INSTRUCTIONS FOR THE TASK: Output the entries word for word. Omit images.

Recorded data:

******************************

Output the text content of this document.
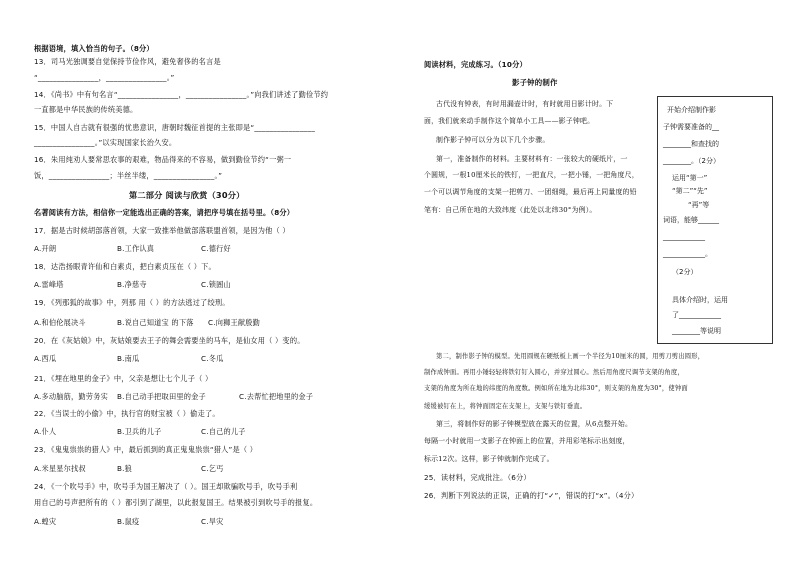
根据语境，填入恰当的句子。（8分）
13．司马光独调要自觉保持节俭作风，避免奢侈的名言是
“________________，________________。”
14．《尚书》中有句名言“________________，________________。”向我们讲述了勤俭节约
一直都是中华民族的传统美德。
15．中国人自古就有很强的忧患意识，唐朝时魏征首提的主张即是“________________
________________。”以实现国家长治久安。
16．朱用纯劝人要常思农事的艰难，物品得来的不容易，做到勤俭节约“一粥一
饭，________________；半丝半缕，________________。”
第二部分 阅读与欣赏（30分）
名著阅读有方法，相信你一定能选出正确的答案，请把序号填在括号里。（8分）
17．据是古时候胡部落首领，大家一致推举他做部落联盟首领，是因为他（ ）
A.开朗	B.工作认真	C.德行好
18．达浩扬眼青许仙和白素贞，把白素贞压在（ ）下。
A.雷峰塔	B.净慈寺	C.锁圄山
19．《列那狐的故事》中，列那 用（ ）的方法逃过了绞刑。
A.和伯伦展决斗	B.说自己知道宝 的下落 C.向狮王献殷勤
20．在《灰姑娘》中，灰姑娘要去王子的舞会需要坐的马车，是仙女用（ ）变的。
A.西瓜	B.南瓜	C.冬瓜
21．《埋在地里的金子》中，父亲是想让七个儿子（ ）
A.多动脑筋，勤劳务实 B.自己动手把取田里的金子	C.去帮忙把地里的金子
22．《当误士的小偷》中，执行官的财宝被（ ）偷走了。
A.仆人	B.卫兵的儿子	C.自己的儿子
23．《鬼鬼祟祟的猎人》中，最后抓到的真正鬼鬼祟祟“猎人”是（ ）
A.米星星尔找叔	B.狼	C.乞丐
24．《一个吹号手》中，吹号手为国王解决了（ ）。国王却欺骗吹号手，吹号手利
用自己的号声把所有的（ ）都引到了湖里，以此报复国王。结果被引到吹号手的报复。
A.蝗灾	B.鼠疫	C.旱灾
阅读材料，完成练习。（10分）
影子钟的制作
古代没有钟表，有时用漏壶计时，有时就用日影计时。下
面，我们就来动手制作这个简单小工具——影子钟吧。
制作影子钟可以分为以下几个步骤。
第一，准备制作的材料。主要材料有：一张较大的硬纸片，一
个圆规，一根10厘米长的铁钉，一把直尺，一把小锤，一把角度尺，
一个可以调节角度的支架一把剪刀、一团细绳，最后再上同量度的铅
笔有：自己所在地的大致纬度（此处以北纬30°为例）。
第二，制作影子钟的模型。先用圆规在硬纸板上画一个半径为10厘米的圆，用剪刀剪出圆形，
制作成钟面。再用小锤轻轻将铁钉钉入圆心，并穿过圆心。然后用角度尺调节支架的角度，
支架的角度为所在地的纬度的角度数。例如所在地为北纬30°，则支架的角度为30°，使钟面
缓缓被钉在上，将钟面固定在支架上，支架与铁钉垂直。
第三，将制作好的影子钟模型放在露天的位置，从6点整开始。
每隔一小时就用一支影子在钟面上的位置，并用彩笔标示出刻度，
标示12次。这样，影子钟就制作完成了。
25．读材料，完成批注。（6分）
26．判断下列说法的正误，正确的打“✓”，错误的打“x”。（4分）
开始介绍制作影
子钟需要准备的__
________和查找的
________。（2分）
运用“第一”
“第二”“先”
“再”等
词语，能够______
____________
____________。
（2分）
具体介绍时，运用
了____________
________等说明
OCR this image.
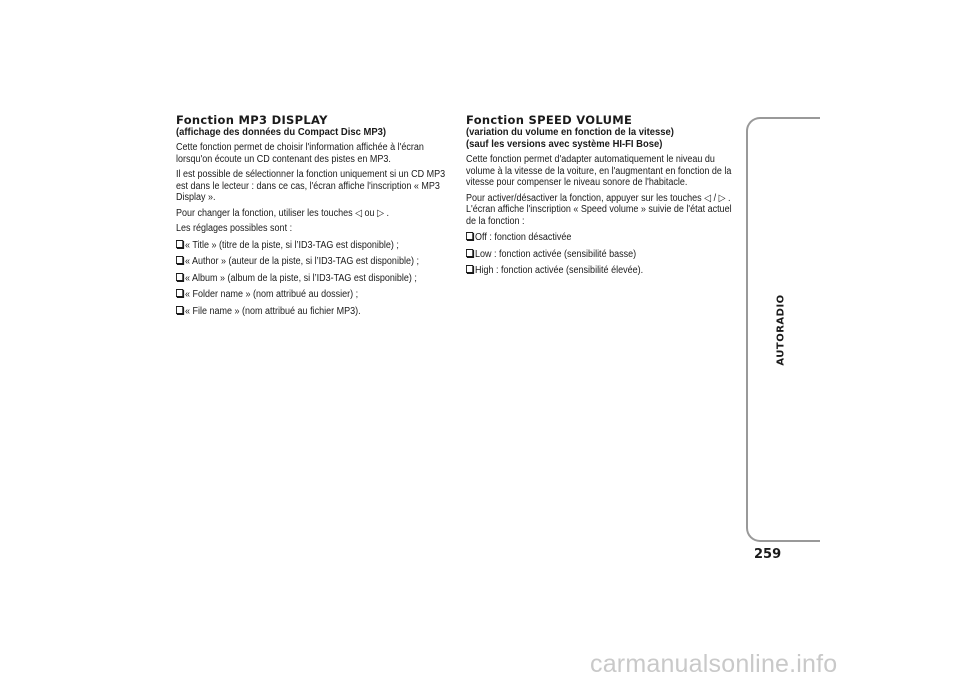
Fonction MP3 DISPLAY
(affichage des données du Compact Disc MP3)

Cette fonction permet de choisir l'information affichée à l'écran lorsqu'on écoute un CD contenant des pistes en MP3.

Il est possible de sélectionner la fonction uniquement si un CD MP3 est dans le lecteur : dans ce cas, l'écran affiche l'inscription « MP3 Display ».

Pour changer la fonction, utiliser les touches ◁ ou ▷ .

Les réglages possibles sont :

« Title » (titre de la piste, si l’ID3-TAG est disponible) ;
« Author » (auteur de la piste, si l’ID3-TAG est disponible) ;
« Album » (album de la piste, si l’ID3-TAG est disponible) ;
« Folder name » (nom attribué au dossier) ;
« File name » (nom attribué au fichier MP3).
Fonction SPEED VOLUME
(variation du volume en fonction de la vitesse)
(sauf les versions avec système HI-FI Bose)

Cette fonction permet d'adapter automatiquement le niveau du volume à la vitesse de la voiture, en l'augmentant en fonction de la vitesse pour compenser le niveau sonore de l'habitacle.

Pour activer/désactiver la fonction, appuyer sur les touches ◁ / ▷ . L'écran affiche l'inscription « Speed volume » suivie de l'état actuel de la fonction :

Off : fonction désactivée
Low : fonction activée (sensibilité basse)
High : fonction activée (sensibilité élevée).
AUTORADIO
259
carmanualsonline.info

******************************

THE OUTPUT:
Output the text content of this document.
根据语境，填入恰当的句子。（8分）
13．司马光独调要自觉保持节俭作风，避免奢侈的名言是
“________________，________________。”
14．《尚书》中有句名言“________________，________________。”向我们讲述了勤俭节约
一直都是中华民族的传统美德。
15．中国人自古就有很强的忧患意识，唐朝时魏征首提的主张即是“________________
________________。”以实现国家长治久安。
16．朱用纯劝人要常思农事的艰难，物品得来的不容易，做到勤俭节约“一粥一
饭，________________；半丝半缕，________________。”
第二部分 阅读与欣赏（30分）
名著阅读有方法，相信你一定能选出正确的答案，请把序号填在括号里。（8分）
17．据是古时候胡部落首领，大家一致推举他做部落联盟首领，是因为他（ ）
A.开朗	B.工作认真	C.德行好
18．达浩扬眼青许仙和白素贞，把白素贞压在（ ）下。
A.雷峰塔	B.净慈寺	C.锁圄山
19．《列那狐的故事》中，列那 用（ ）的方法逃过了绞刑。
A.和伯伦展决斗	B.说自己知道宝 的下落 C.向狮王献殷勤
20．在《灰姑娘》中，灰姑娘要去王子的舞会需要坐的马车，是仙女用（ ）变的。
A.西瓜	B.南瓜	C.冬瓜
21．《埋在地里的金子》中，父亲是想让七个儿子（ ）
A.多动脑筋，勤劳务实 B.自己动手把取田里的金子	C.去帮忙把地里的金子
22．《当误士的小偷》中，执行官的财宝被（ ）偷走了。
A.仆人	B.卫兵的儿子	C.自己的儿子
23．《鬼鬼祟祟的猎人》中，最后抓到的真正鬼鬼祟祟“猎人”是（ ）
A.米星星尔找叔	B.狼	C.乞丐
24．《一个吹号手》中，吹号手为国王解决了（ ）。国王却欺骗吹号手，吹号手利
用自己的号声把所有的（ ）都引到了湖里，以此报复国王。结果被引到吹号手的报复。
A.蝗灾	B.鼠疫	C.旱灾
阅读材料，完成练习。（10分）
影子钟的制作
古代没有钟表，有时用漏壶计时，有时就用日影计时。下
面，我们就来动手制作这个简单小工具——影子钟吧。
制作影子钟可以分为以下几个步骤。
第一，准备制作的材料。主要材料有：一张较大的硬纸片，一
个圆规，一根10厘米长的铁钉，一把直尺，一把小锤，一把角度尺，
一个可以调节角度的支架一把剪刀、一团细绳，最后再上同量度的铅
笔有：自己所在地的大致纬度（此处以北纬30°为例）。
第二，制作影子钟的模型。先用圆规在硬纸板上画一个半径为10厘米的圆，用剪刀剪出圆形，
制作成钟面。再用小锤轻轻将铁钉钉入圆心，并穿过圆心。然后用角度尺调节支架的角度，
支架的角度为所在地的纬度的角度数。例如所在地为北纬30°，则支架的角度为30°，使钟面
缓缓被钉在上，将钟面固定在支架上，支架与铁钉垂直。
第三，将制作好的影子钟模型放在露天的位置，从6点整开始。
每隔一小时就用一支影子在钟面上的位置，并用彩笔标示出刻度，
标示12次。这样，影子钟就制作完成了。
25．读材料，完成批注。（6分）
26．判断下列说法的正误，正确的打“✓”，错误的打“x”。（4分）
开始介绍制作影
子钟需要准备的__
________和查找的
________。（2分）
运用“第一”
“第二”“先”
“再”等
词语，能够______
____________
____________。
（2分）
具体介绍时，运用
了____________
________等说明
OCR this image.
Fonction MP3 DISPLAY
(affichage des données du Compact Disc MP3)

Cette fonction permet de choisir l'information affichée à l'écran lorsqu'on écoute un CD contenant des pistes en MP3.

Il est possible de sélectionner la fonction uniquement si un CD MP3 est dans le lecteur : dans ce cas, l'écran affiche l'inscription « MP3 Display ».

Pour changer la fonction, utiliser les touches ◁ ou ▷ .

Les réglages possibles sont :

« Title » (titre de la piste, si l’ID3-TAG est disponible) ;
« Author » (auteur de la piste, si l’ID3-TAG est disponible) ;
« Album » (album de la piste, si l’ID3-TAG est disponible) ;
« Folder name » (nom attribué au dossier) ;
« File name » (nom attribué au fichier MP3).
Fonction SPEED VOLUME
(variation du volume en fonction de la vitesse)
(sauf les versions avec système HI-FI Bose)

Cette fonction permet d'adapter automatiquement le niveau du volume à la vitesse de la voiture, en l'augmentant en fonction de la vitesse pour compenser le niveau sonore de l'habitacle.

Pour activer/désactiver la fonction, appuyer sur les touches ◁ / ▷ . L'écran affiche l'inscription « Speed volume » suivie de l'état actuel de la fonction :

Off : fonction désactivée
Low : fonction activée (sensibilité basse)
High : fonction activée (sensibilité élevée).
AUTORADIO
259
carmanualsonline.info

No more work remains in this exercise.